> Requirement 1
List every distinct order number cited in the passage about former employees' information and the section 21 presumptions.
> Requirement 2
Pick up the passage about former employees' information and the section 21 presumptions after its final sentence, and carry it forward.

> Source passage
--- START ---

In addition, information which reveals the dates on which former employees are eligible for early retirement, the start and end dates of employment, the number of years of service, the last day worked, the dates upon which the period of notice commenced and terminated, the date of earliest retirement, entitlement to and the number of sick leave and annual leave days used and restrictive covenants in which individuals agree not to engage in certain work for a specified duration has been found to fall within the section 21(3)(d) presumption (Orders M-173, P-1348, MO-1332, and PO-1885).  Contributions to a pension plan have been found to fall within the presumption in section 21(2)(f) (Orders M-173 and P-1348).

 

Previous orders have found, however, that the address of an affected party, releases, agreements about the potential availability of early retirement, payment of independent legal fees and continued use of equipment, for example, do not fall within any of the presumptions in section 21(3) (Orders MO-1184 and MO-1332).  In Order M-173, former Assistant Commissioner Irwin Glasberg found that much of the information in these types of agreements did not pertain to the “employment history” of the individuals for the purposes of section 14(3)(d) (of the municipal Act), but could more accurately be described as relating to arrangements put in place to end the employment connection.

--- END ---

> Source excerpt
--- START ---

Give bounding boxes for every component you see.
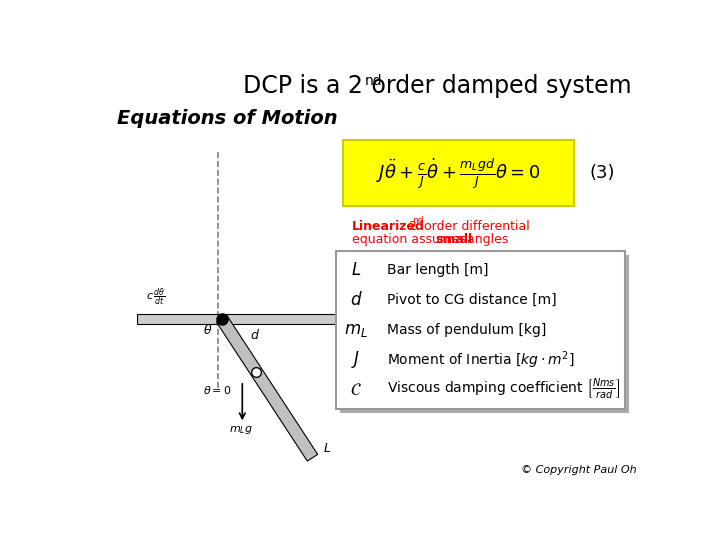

--- END ---

> Written reply 1
M-173, P-1348, MO-1332, PO-1885, MO-1184

> Written reply 2
 

I agree with the reasoning in these orders and find that the termination date in clause 1(i), references to the benefits the affected person was entitled to as an employee and which were to be continued or not upon termination in clause 2(iii) and clause 3(iii) which makes references to the affected person’s obligations arising from his previous employment fall within the presumption in section 21(3)(d).  In addition, a portion of clause 2(iii) also makes reference to the affected person’s actual salary and thus describing his income, falls within the presumption in section 21(3)(f).

 

I find that none of the presumptions in section 21(3) apply to the remaining information in this record, including information describing lump sum or one time payments relating to the affected person’s termination and in relation to legal fees (in clauses 2(i), (ii) and (viii).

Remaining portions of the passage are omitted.